[Stored data]
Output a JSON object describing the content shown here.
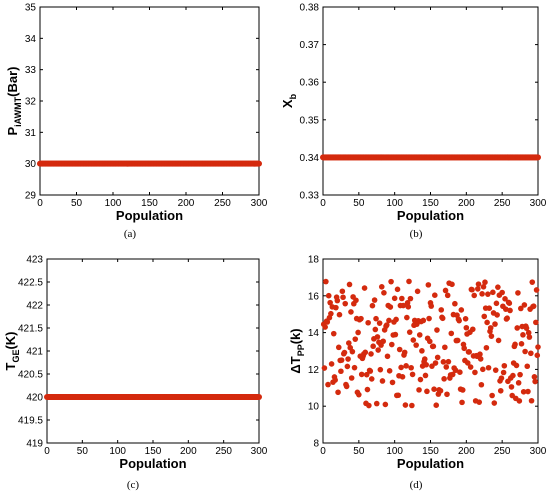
{
  "chart_data": [
    {
      "type": "scatter",
      "panel": "(a)",
      "xlabel": "Population",
      "ylabel_main": "P",
      "ylabel_sub": "iAWMT",
      "ylabel_suffix": "(Bar)",
      "xlim": [
        0,
        300
      ],
      "ylim": [
        29,
        35
      ],
      "xticks": [
        0,
        50,
        100,
        150,
        200,
        250,
        300
      ],
      "yticks": [
        29,
        30,
        31,
        32,
        33,
        34,
        35
      ],
      "ytick_labels": [
        "29",
        "30",
        "31",
        "32",
        "33",
        "34",
        "35"
      ],
      "constant": 30,
      "n_points": 301,
      "marker_color": "#d42a0e"
    },
    {
      "type": "scatter",
      "panel": "(b)",
      "xlabel": "Population",
      "ylabel_main": "X",
      "ylabel_sub": "b",
      "ylabel_suffix": "",
      "xlim": [
        0,
        300
      ],
      "ylim": [
        0.33,
        0.38
      ],
      "xticks": [
        0,
        50,
        100,
        150,
        200,
        250,
        300
      ],
      "yticks": [
        0.33,
        0.34,
        0.35,
        0.36,
        0.37,
        0.38
      ],
      "ytick_labels": [
        "0.33",
        "0.34",
        "0.35",
        "0.36",
        "0.37",
        "0.38"
      ],
      "constant": 0.34,
      "n_points": 301,
      "marker_color": "#d42a0e"
    },
    {
      "type": "scatter",
      "panel": "(c)",
      "xlabel": "Population",
      "ylabel_main": "T",
      "ylabel_sub": "GE",
      "ylabel_suffix": "(K)",
      "xlim": [
        0,
        300
      ],
      "ylim": [
        419,
        423
      ],
      "xticks": [
        0,
        50,
        100,
        150,
        200,
        250,
        300
      ],
      "yticks": [
        419,
        419.5,
        420,
        420.5,
        421,
        421.5,
        422,
        422.5,
        423
      ],
      "ytick_labels": [
        "419",
        "419.5",
        "420",
        "420.5",
        "421",
        "421.5",
        "422",
        "422.5",
        "423"
      ],
      "constant": 420,
      "n_points": 301,
      "marker_color": "#d42a0e"
    },
    {
      "type": "scatter",
      "panel": "(d)",
      "xlabel": "Population",
      "ylabel_main": "ΔT",
      "ylabel_sub": "PP",
      "ylabel_suffix": "(k)",
      "xlim": [
        0,
        300
      ],
      "ylim": [
        8,
        18
      ],
      "xticks": [
        0,
        50,
        100,
        150,
        200,
        250,
        300
      ],
      "yticks": [
        8,
        10,
        12,
        14,
        16,
        18
      ],
      "ytick_labels": [
        "8",
        "10",
        "12",
        "14",
        "16",
        "18"
      ],
      "random_range": [
        10,
        16.8
      ],
      "n_points": 300,
      "marker_color": "#d42a0e"
    }
  ]
}
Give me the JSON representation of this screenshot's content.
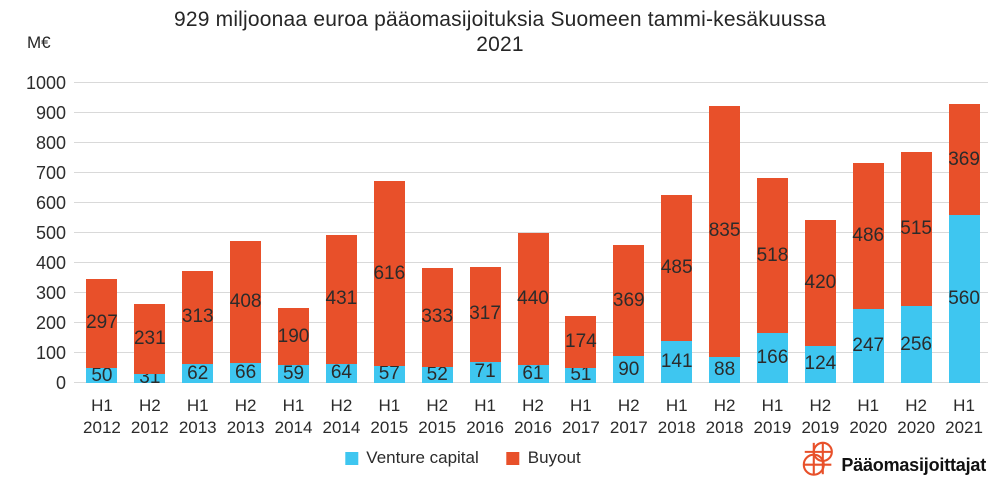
{
  "chart_data": {
    "type": "bar",
    "stacked": true,
    "title_line1": "929 miljoonaa euroa pääomasijoituksia Suomeen tammi-kesäkuussa",
    "title_line2": "2021",
    "unit_label": "M€",
    "categories": [
      "H1 2012",
      "H2 2012",
      "H1 2013",
      "H2 2013",
      "H1 2014",
      "H2 2014",
      "H1 2015",
      "H2 2015",
      "H1 2016",
      "H2 2016",
      "H1 2017",
      "H2 2017",
      "H1 2018",
      "H2 2018",
      "H1 2019",
      "H2 2019",
      "H1 2020",
      "H2 2020",
      "H1 2021"
    ],
    "series": [
      {
        "name": "Venture capital",
        "color": "#3ec6f0",
        "values": [
          50,
          31,
          62,
          66,
          59,
          64,
          57,
          52,
          71,
          61,
          51,
          90,
          141,
          88,
          166,
          124,
          247,
          256,
          560
        ]
      },
      {
        "name": "Buyout",
        "color": "#e8502a",
        "values": [
          297,
          231,
          313,
          408,
          190,
          431,
          616,
          333,
          317,
          440,
          174,
          369,
          485,
          835,
          518,
          420,
          486,
          515,
          369
        ]
      }
    ],
    "ylim": [
      0,
      1000
    ],
    "ytick_step": 100,
    "grid": "horizontal",
    "legend_position": "bottom-center",
    "value_label_color": "#2b2b2b",
    "gridline_color": "#d9d9d9"
  },
  "logo": {
    "text": "Pääomasijoittajat",
    "icon": "globe-grid-icon",
    "color": "#e8502a"
  }
}
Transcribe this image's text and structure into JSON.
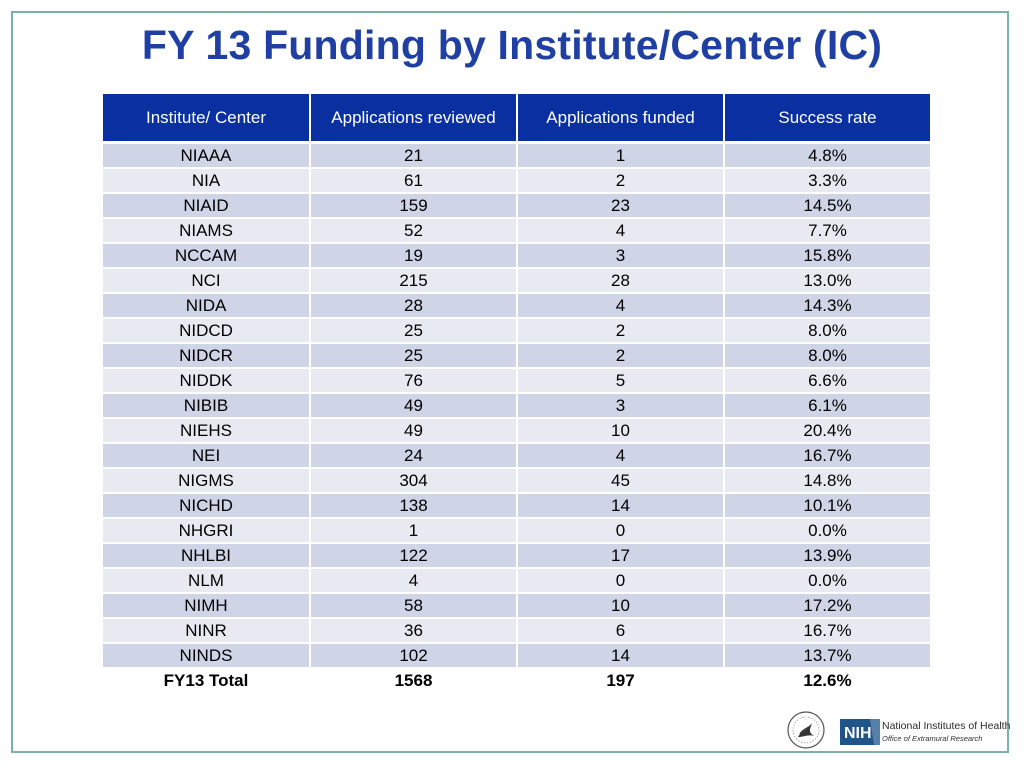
{
  "title": "FY 13 Funding by Institute/Center (IC)",
  "table": {
    "headers": [
      "Institute/ Center",
      "Applications reviewed",
      "Applications funded",
      "Success rate"
    ],
    "rows": [
      [
        "NIAAA",
        "21",
        "1",
        "4.8%"
      ],
      [
        "NIA",
        "61",
        "2",
        "3.3%"
      ],
      [
        "NIAID",
        "159",
        "23",
        "14.5%"
      ],
      [
        "NIAMS",
        "52",
        "4",
        "7.7%"
      ],
      [
        "NCCAM",
        "19",
        "3",
        "15.8%"
      ],
      [
        "NCI",
        "215",
        "28",
        "13.0%"
      ],
      [
        "NIDA",
        "28",
        "4",
        "14.3%"
      ],
      [
        "NIDCD",
        "25",
        "2",
        "8.0%"
      ],
      [
        "NIDCR",
        "25",
        "2",
        "8.0%"
      ],
      [
        "NIDDK",
        "76",
        "5",
        "6.6%"
      ],
      [
        "NIBIB",
        "49",
        "3",
        "6.1%"
      ],
      [
        "NIEHS",
        "49",
        "10",
        "20.4%"
      ],
      [
        "NEI",
        "24",
        "4",
        "16.7%"
      ],
      [
        "NIGMS",
        "304",
        "45",
        "14.8%"
      ],
      [
        "NICHD",
        "138",
        "14",
        "10.1%"
      ],
      [
        "NHGRI",
        "1",
        "0",
        "0.0%"
      ],
      [
        "NHLBI",
        "122",
        "17",
        "13.9%"
      ],
      [
        "NLM",
        "4",
        "0",
        "0.0%"
      ],
      [
        "NIMH",
        "58",
        "10",
        "17.2%"
      ],
      [
        "NINR",
        "36",
        "6",
        "16.7%"
      ],
      [
        "NINDS",
        "102",
        "14",
        "13.7%"
      ]
    ],
    "total": [
      "FY13 Total",
      "1568",
      "197",
      "12.6%"
    ]
  },
  "logos": {
    "nih_badge": "NIH",
    "nih_name": "National Institutes of Health",
    "nih_office": "Office of Extramural Research",
    "hhs_seal_icon": "hhs-seal-icon"
  },
  "colors": {
    "title": "#1f3fa2",
    "header_bg": "#0a2fa0",
    "row_odd": "#cfd4e6",
    "row_even": "#e8eaf2",
    "frame": "#7db2a6"
  }
}
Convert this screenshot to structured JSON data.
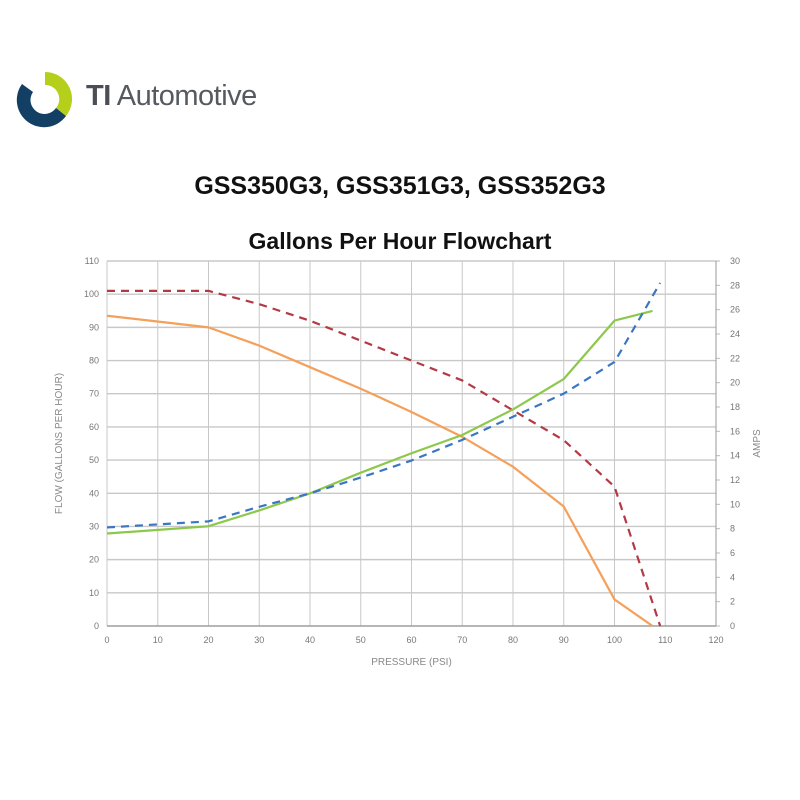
{
  "brand": {
    "strong": "TI",
    "rest": " Automotive",
    "colors": {
      "navy": "#123f63",
      "lime": "#b5cf1a"
    }
  },
  "title": "GSS350G3, GSS351G3, GSS352G3",
  "chart_data": {
    "type": "line",
    "title": "Gallons Per Hour Flowchart",
    "xlabel": "PRESSURE (PSI)",
    "ylabel": "FLOW (GALLONS PER HOUR)",
    "y2label": "AMPS",
    "xlim": [
      0,
      120
    ],
    "ylim": [
      0,
      110
    ],
    "y2lim": [
      0,
      30
    ],
    "xticks": [
      0,
      10,
      20,
      30,
      40,
      50,
      60,
      70,
      80,
      90,
      100,
      110,
      120
    ],
    "yticks": [
      0,
      10,
      20,
      30,
      40,
      50,
      60,
      70,
      80,
      90,
      100,
      110
    ],
    "y2ticks": [
      0,
      2,
      4,
      6,
      8,
      10,
      12,
      14,
      16,
      18,
      20,
      22,
      24,
      26,
      28,
      30
    ],
    "grid": true,
    "series": [
      {
        "axis": "left",
        "color": "#b33a44",
        "dashed": true,
        "x": [
          0,
          20,
          30,
          40,
          50,
          60,
          70,
          80,
          90,
          100,
          109
        ],
        "y": [
          101,
          101,
          97,
          92,
          86,
          80,
          74,
          65,
          56,
          42,
          0
        ]
      },
      {
        "axis": "left",
        "color": "#f5a05a",
        "dashed": false,
        "x": [
          0,
          20,
          30,
          40,
          50,
          60,
          70,
          80,
          90,
          100,
          107.5
        ],
        "y": [
          93.5,
          90,
          84.5,
          78,
          71.5,
          64.5,
          57,
          48,
          36,
          8,
          0
        ]
      },
      {
        "axis": "right",
        "color": "#8cc84b",
        "dashed": false,
        "x": [
          0,
          20,
          30,
          40,
          50,
          60,
          70,
          80,
          90,
          100,
          107.5
        ],
        "y": [
          7.6,
          8.2,
          9.5,
          10.9,
          12.6,
          14.2,
          15.7,
          17.8,
          20.3,
          25.1,
          25.9
        ]
      },
      {
        "axis": "right",
        "color": "#3b76c4",
        "dashed": true,
        "x": [
          0,
          20,
          30,
          40,
          50,
          60,
          70,
          80,
          90,
          100,
          109
        ],
        "y": [
          8.1,
          8.6,
          9.8,
          10.9,
          12.2,
          13.6,
          15.3,
          17.2,
          19.1,
          21.7,
          28.2
        ]
      }
    ]
  }
}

● **Work instructions**
For each line of the listing that holds the word "content", show that line.

● **Final result**
Output a JSON object describing the content shown here.
Give me the JSON representation of this screenshot's content.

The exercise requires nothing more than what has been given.